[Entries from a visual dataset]
------------------------------------------------------------
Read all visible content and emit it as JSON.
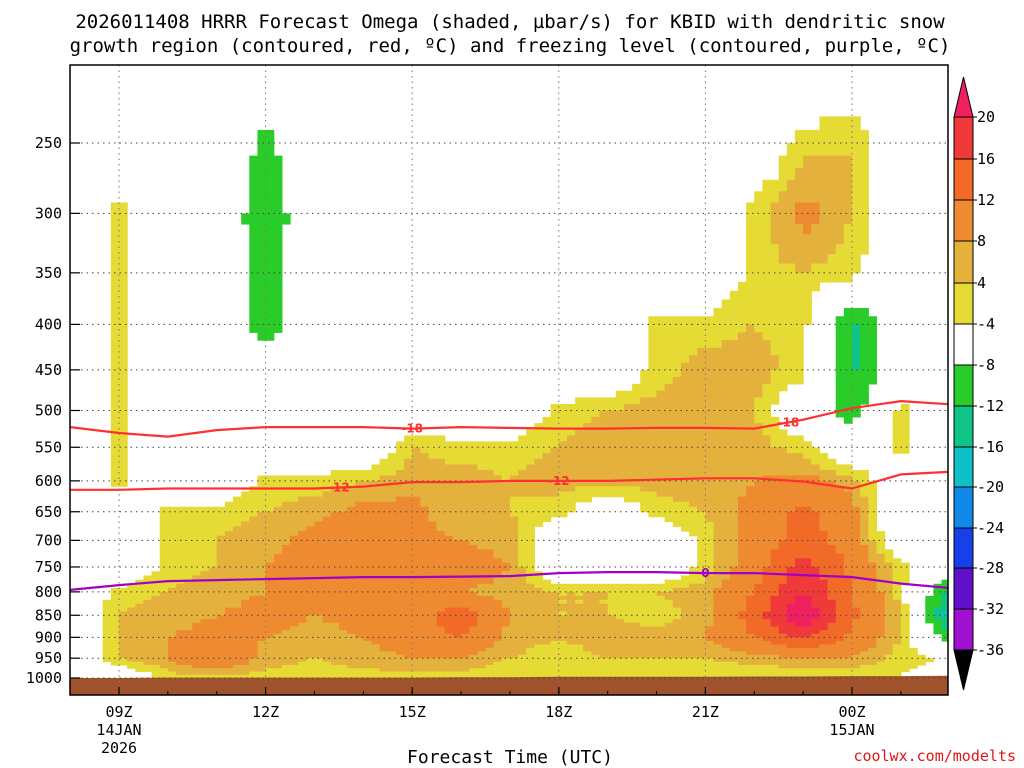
{
  "chart_data": {
    "type": "contour",
    "title_line1": "2026011408 HRRR Forecast Omega (shaded, µbar/s) for KBID with dendritic snow",
    "title_line2": "growth region (contoured, red, ºC) and freezing level (contoured, purple, ºC)",
    "xlabel": "Forecast Time (UTC)",
    "credit": "coolwx.com/modelts",
    "x_hours": [
      8,
      9,
      10,
      11,
      12,
      13,
      14,
      15,
      16,
      17,
      18,
      19,
      20,
      21,
      22,
      23,
      24,
      25,
      26
    ],
    "x_ticks": [
      {
        "h": 9,
        "label": "09Z",
        "sub1": "14JAN",
        "sub2": "2026"
      },
      {
        "h": 12,
        "label": "12Z",
        "sub1": "",
        "sub2": ""
      },
      {
        "h": 15,
        "label": "15Z",
        "sub1": "",
        "sub2": ""
      },
      {
        "h": 18,
        "label": "18Z",
        "sub1": "",
        "sub2": ""
      },
      {
        "h": 21,
        "label": "21Z",
        "sub1": "",
        "sub2": ""
      },
      {
        "h": 24,
        "label": "00Z",
        "sub1": "15JAN",
        "sub2": ""
      }
    ],
    "x_range": [
      8.0,
      25.95
    ],
    "y_ticks": [
      250,
      300,
      350,
      400,
      450,
      500,
      550,
      600,
      650,
      700,
      750,
      800,
      850,
      900,
      950,
      1000
    ],
    "y_range_hPa": [
      200,
      1000
    ],
    "levels": [
      200,
      250,
      300,
      350,
      400,
      450,
      500,
      550,
      600,
      650,
      700,
      750,
      800,
      850,
      900,
      950,
      1000
    ],
    "surface_pressure_hPa": [
      1000,
      1000,
      999,
      999,
      999,
      999,
      999,
      999,
      998,
      998,
      997,
      997,
      997,
      997,
      996,
      996,
      995,
      995,
      994
    ],
    "omega": [
      [
        0,
        0,
        0,
        0,
        0,
        0,
        0,
        0,
        0,
        0,
        0,
        0,
        0,
        0,
        0,
        0,
        0,
        0,
        0
      ],
      [
        0,
        0,
        0,
        0,
        -5,
        0,
        0,
        0,
        0,
        0,
        0,
        0,
        0,
        0,
        0,
        5,
        6,
        0,
        0
      ],
      [
        0,
        5,
        0,
        0,
        -7,
        0,
        0,
        0,
        0,
        0,
        0,
        0,
        0,
        0,
        5,
        9,
        6,
        0,
        0
      ],
      [
        0,
        5,
        0,
        0,
        -6,
        0,
        0,
        0,
        0,
        0,
        0,
        0,
        0,
        0,
        5,
        6,
        5,
        0,
        0
      ],
      [
        0,
        5,
        0,
        0,
        -6,
        0,
        0,
        0,
        0,
        0,
        0,
        0,
        5,
        5,
        6,
        5,
        -9,
        0,
        0
      ],
      [
        0,
        5,
        0,
        0,
        0,
        0,
        0,
        0,
        0,
        0,
        0,
        0,
        5,
        7,
        7,
        5,
        -9,
        0,
        0
      ],
      [
        0,
        5,
        0,
        0,
        0,
        0,
        0,
        0,
        0,
        0,
        5,
        6,
        7,
        7,
        6,
        0,
        -6,
        5,
        0
      ],
      [
        0,
        5,
        0,
        0,
        0,
        0,
        0,
        6,
        5,
        5,
        6,
        7,
        7,
        7,
        7,
        5,
        0,
        5,
        0
      ],
      [
        0,
        5,
        0,
        0,
        5,
        5,
        6,
        7,
        7,
        6,
        7,
        7,
        7,
        7,
        8,
        9,
        7,
        0,
        0
      ],
      [
        0,
        0,
        5,
        5,
        6,
        7,
        9,
        9,
        6,
        6,
        5,
        0,
        5,
        6,
        9,
        13,
        9,
        0,
        0
      ],
      [
        0,
        0,
        5,
        6,
        7,
        9,
        12,
        9,
        8,
        7,
        0,
        0,
        0,
        5,
        9,
        14,
        10,
        0,
        0
      ],
      [
        0,
        0,
        5,
        6,
        8,
        10,
        12,
        10,
        10,
        8,
        0,
        0,
        0,
        5,
        10,
        18,
        11,
        5,
        0
      ],
      [
        0,
        5,
        6,
        7,
        8,
        9,
        10,
        10,
        8,
        7,
        6,
        6,
        6,
        7,
        12,
        20,
        12,
        5,
        -10
      ],
      [
        0,
        6,
        7,
        8,
        9,
        8,
        9,
        10,
        15,
        8,
        6,
        6,
        5,
        7,
        14,
        24,
        13,
        6,
        -14
      ],
      [
        0,
        6,
        8,
        9,
        8,
        7,
        8,
        10,
        12,
        7,
        6,
        7,
        7,
        8,
        12,
        17,
        11,
        6,
        -6
      ],
      [
        0,
        6,
        8,
        12,
        7,
        6,
        7,
        8,
        8,
        6,
        5,
        6,
        6,
        6,
        7,
        8,
        8,
        5,
        4
      ],
      [
        0,
        0,
        5,
        5,
        5,
        5,
        5,
        5,
        5,
        4,
        4,
        4,
        4,
        4,
        4,
        4,
        4,
        4,
        0
      ]
    ],
    "contours": [
      {
        "name": "dgz-minus18",
        "label": "-18",
        "color": "#ff3030",
        "pressure": [
          522,
          530,
          535,
          526,
          522,
          522,
          522,
          524,
          522,
          523,
          524,
          524,
          523,
          523,
          524,
          512,
          497,
          488,
          492
        ],
        "label_hours": [
          15,
          22.7
        ]
      },
      {
        "name": "dgz-minus12",
        "label": "-12",
        "color": "#ff3030",
        "pressure": [
          614,
          614,
          612,
          612,
          612,
          612,
          609,
          602,
          602,
          600,
          600,
          600,
          598,
          596,
          596,
          601,
          612,
          590,
          586
        ],
        "label_hours": [
          13.5,
          18
        ]
      },
      {
        "name": "freezing-level",
        "label": "0",
        "color": "#a000c8",
        "pressure": [
          796,
          786,
          778,
          776,
          774,
          772,
          770,
          770,
          769,
          768,
          762,
          760,
          760,
          762,
          762,
          766,
          770,
          783,
          792
        ],
        "label_hours": [
          21
        ]
      }
    ],
    "colorbar": {
      "labels": [
        "20",
        "16",
        "12",
        "8",
        "4",
        "-4",
        "-8",
        "-12",
        "-16",
        "-20",
        "-24",
        "-28",
        "-32",
        "-36"
      ],
      "colors": [
        "#f02060",
        "#f03a3a",
        "#f26a28",
        "#ee8a30",
        "#e4b23c",
        "#e6da34",
        "#ffffff",
        "#2acc2a",
        "#10c488",
        "#10c0c8",
        "#108ae8",
        "#1840e8",
        "#6010c8",
        "#a010d0",
        "#a8a8a8",
        "#000000"
      ],
      "omega_thresholds": [
        24,
        20,
        16,
        12,
        8,
        4,
        -4,
        -8,
        -12,
        -16,
        -20,
        -24,
        -28,
        -32,
        -36
      ]
    },
    "ground_color": "#a0522d"
  }
}
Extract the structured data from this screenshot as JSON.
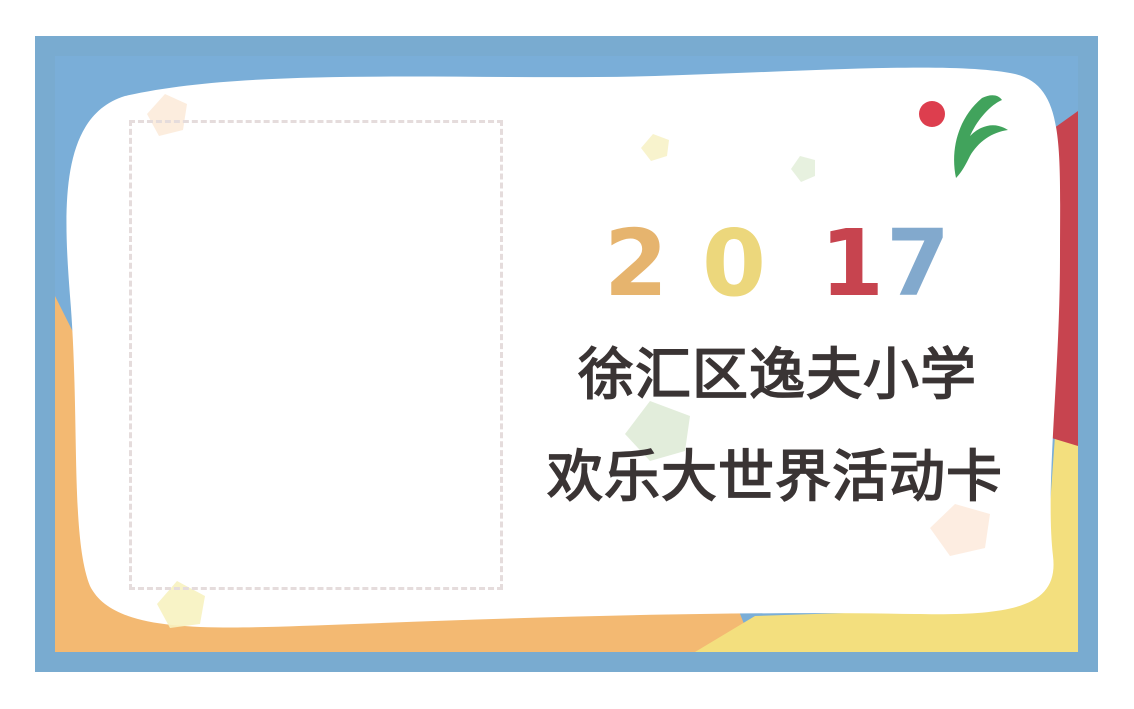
{
  "card": {
    "year_digits": [
      {
        "char": "2",
        "color": "#e6b46e"
      },
      {
        "char": "0",
        "color": "#ecd77c"
      },
      {
        "char": "1",
        "color": "#c7444f"
      },
      {
        "char": "7",
        "color": "#82a9cd"
      }
    ],
    "title_line1": "徐汇区逸夫小学",
    "title_line2": "欢乐大世界活动卡"
  },
  "colors": {
    "frame_blue": "#79abd0",
    "orange": "#f3b972",
    "yellow": "#f3df7e",
    "red": "#c7444f",
    "logo_red": "#dd3e4e",
    "logo_green": "#41a35c",
    "text": "#3a3434"
  },
  "icons": {
    "logo": "school-logo-icon",
    "photo_area": "photo-placeholder"
  }
}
------------------------------------------------------------
• **PROBLEM REQUIREMENTS**
Produce an exact copy of each line of data, skipping embedded images.

• **WORKED SOLUTION**
Read all visible content and emit it as JSON.
{
  "chart_data": {
    "type": "contour",
    "title_line1": "2026011408 HRRR Forecast Omega (shaded, µbar/s) for KBID with dendritic snow",
    "title_line2": "growth region (contoured, red, ºC) and freezing level (contoured, purple, ºC)",
    "xlabel": "Forecast Time (UTC)",
    "credit": "coolwx.com/modelts",
    "x_hours": [
      8,
      9,
      10,
      11,
      12,
      13,
      14,
      15,
      16,
      17,
      18,
      19,
      20,
      21,
      22,
      23,
      24,
      25,
      26
    ],
    "x_ticks": [
      {
        "h": 9,
        "label": "09Z",
        "sub1": "14JAN",
        "sub2": "2026"
      },
      {
        "h": 12,
        "label": "12Z",
        "sub1": "",
        "sub2": ""
      },
      {
        "h": 15,
        "label": "15Z",
        "sub1": "",
        "sub2": ""
      },
      {
        "h": 18,
        "label": "18Z",
        "sub1": "",
        "sub2": ""
      },
      {
        "h": 21,
        "label": "21Z",
        "sub1": "",
        "sub2": ""
      },
      {
        "h": 24,
        "label": "00Z",
        "sub1": "15JAN",
        "sub2": ""
      }
    ],
    "x_range": [
      8.0,
      25.95
    ],
    "y_ticks": [
      250,
      300,
      350,
      400,
      450,
      500,
      550,
      600,
      650,
      700,
      750,
      800,
      850,
      900,
      950,
      1000
    ],
    "y_range_hPa": [
      200,
      1000
    ],
    "levels": [
      200,
      250,
      300,
      350,
      400,
      450,
      500,
      550,
      600,
      650,
      700,
      750,
      800,
      850,
      900,
      950,
      1000
    ],
    "surface_pressure_hPa": [
      1000,
      1000,
      999,
      999,
      999,
      999,
      999,
      999,
      998,
      998,
      997,
      997,
      997,
      997,
      996,
      996,
      995,
      995,
      994
    ],
    "omega": [
      [
        0,
        0,
        0,
        0,
        0,
        0,
        0,
        0,
        0,
        0,
        0,
        0,
        0,
        0,
        0,
        0,
        0,
        0,
        0
      ],
      [
        0,
        0,
        0,
        0,
        -5,
        0,
        0,
        0,
        0,
        0,
        0,
        0,
        0,
        0,
        0,
        5,
        6,
        0,
        0
      ],
      [
        0,
        5,
        0,
        0,
        -7,
        0,
        0,
        0,
        0,
        0,
        0,
        0,
        0,
        0,
        5,
        9,
        6,
        0,
        0
      ],
      [
        0,
        5,
        0,
        0,
        -6,
        0,
        0,
        0,
        0,
        0,
        0,
        0,
        0,
        0,
        5,
        6,
        5,
        0,
        0
      ],
      [
        0,
        5,
        0,
        0,
        -6,
        0,
        0,
        0,
        0,
        0,
        0,
        0,
        5,
        5,
        6,
        5,
        -9,
        0,
        0
      ],
      [
        0,
        5,
        0,
        0,
        0,
        0,
        0,
        0,
        0,
        0,
        0,
        0,
        5,
        7,
        7,
        5,
        -9,
        0,
        0
      ],
      [
        0,
        5,
        0,
        0,
        0,
        0,
        0,
        0,
        0,
        0,
        5,
        6,
        7,
        7,
        6,
        0,
        -6,
        5,
        0
      ],
      [
        0,
        5,
        0,
        0,
        0,
        0,
        0,
        6,
        5,
        5,
        6,
        7,
        7,
        7,
        7,
        5,
        0,
        5,
        0
      ],
      [
        0,
        5,
        0,
        0,
        5,
        5,
        6,
        7,
        7,
        6,
        7,
        7,
        7,
        7,
        8,
        9,
        7,
        0,
        0
      ],
      [
        0,
        0,
        5,
        5,
        6,
        7,
        9,
        9,
        6,
        6,
        5,
        0,
        5,
        6,
        9,
        13,
        9,
        0,
        0
      ],
      [
        0,
        0,
        5,
        6,
        7,
        9,
        12,
        9,
        8,
        7,
        0,
        0,
        0,
        5,
        9,
        14,
        10,
        0,
        0
      ],
      [
        0,
        0,
        5,
        6,
        8,
        10,
        12,
        10,
        10,
        8,
        0,
        0,
        0,
        5,
        10,
        18,
        11,
        5,
        0
      ],
      [
        0,
        5,
        6,
        7,
        8,
        9,
        10,
        10,
        8,
        7,
        6,
        6,
        6,
        7,
        12,
        20,
        12,
        5,
        -10
      ],
      [
        0,
        6,
        7,
        8,
        9,
        8,
        9,
        10,
        15,
        8,
        6,
        6,
        5,
        7,
        14,
        24,
        13,
        6,
        -14
      ],
      [
        0,
        6,
        8,
        9,
        8,
        7,
        8,
        10,
        12,
        7,
        6,
        7,
        7,
        8,
        12,
        17,
        11,
        6,
        -6
      ],
      [
        0,
        6,
        8,
        12,
        7,
        6,
        7,
        8,
        8,
        6,
        5,
        6,
        6,
        6,
        7,
        8,
        8,
        5,
        4
      ],
      [
        0,
        0,
        5,
        5,
        5,
        5,
        5,
        5,
        5,
        4,
        4,
        4,
        4,
        4,
        4,
        4,
        4,
        4,
        0
      ]
    ],
    "contours": [
      {
        "name": "dgz-minus18",
        "label": "-18",
        "color": "#ff3030",
        "pressure": [
          522,
          530,
          535,
          526,
          522,
          522,
          522,
          524,
          522,
          523,
          524,
          524,
          523,
          523,
          524,
          512,
          497,
          488,
          492
        ],
        "label_hours": [
          15,
          22.7
        ]
      },
      {
        "name": "dgz-minus12",
        "label": "-12",
        "color": "#ff3030",
        "pressure": [
          614,
          614,
          612,
          612,
          612,
          612,
          609,
          602,
          602,
          600,
          600,
          600,
          598,
          596,
          596,
          601,
          612,
          590,
          586
        ],
        "label_hours": [
          13.5,
          18
        ]
      },
      {
        "name": "freezing-level",
        "label": "0",
        "color": "#a000c8",
        "pressure": [
          796,
          786,
          778,
          776,
          774,
          772,
          770,
          770,
          769,
          768,
          762,
          760,
          760,
          762,
          762,
          766,
          770,
          783,
          792
        ],
        "label_hours": [
          21
        ]
      }
    ],
    "colorbar": {
      "labels": [
        "20",
        "16",
        "12",
        "8",
        "4",
        "-4",
        "-8",
        "-12",
        "-16",
        "-20",
        "-24",
        "-28",
        "-32",
        "-36"
      ],
      "colors": [
        "#f02060",
        "#f03a3a",
        "#f26a28",
        "#ee8a30",
        "#e4b23c",
        "#e6da34",
        "#ffffff",
        "#2acc2a",
        "#10c488",
        "#10c0c8",
        "#108ae8",
        "#1840e8",
        "#6010c8",
        "#a010d0",
        "#a8a8a8",
        "#000000"
      ],
      "omega_thresholds": [
        24,
        20,
        16,
        12,
        8,
        4,
        -4,
        -8,
        -12,
        -16,
        -20,
        -24,
        -28,
        -32,
        -36
      ]
    },
    "ground_color": "#a0522d"
  }
}
Extract the structured data from this screenshot as JSON.
{
  "card": {
    "year_digits": [
      {
        "char": "2",
        "color": "#e6b46e"
      },
      {
        "char": "0",
        "color": "#ecd77c"
      },
      {
        "char": "1",
        "color": "#c7444f"
      },
      {
        "char": "7",
        "color": "#82a9cd"
      }
    ],
    "title_line1": "徐汇区逸夫小学",
    "title_line2": "欢乐大世界活动卡"
  },
  "colors": {
    "frame_blue": "#79abd0",
    "orange": "#f3b972",
    "yellow": "#f3df7e",
    "red": "#c7444f",
    "logo_red": "#dd3e4e",
    "logo_green": "#41a35c",
    "text": "#3a3434"
  },
  "icons": {
    "logo": "school-logo-icon",
    "photo_area": "photo-placeholder"
  }
}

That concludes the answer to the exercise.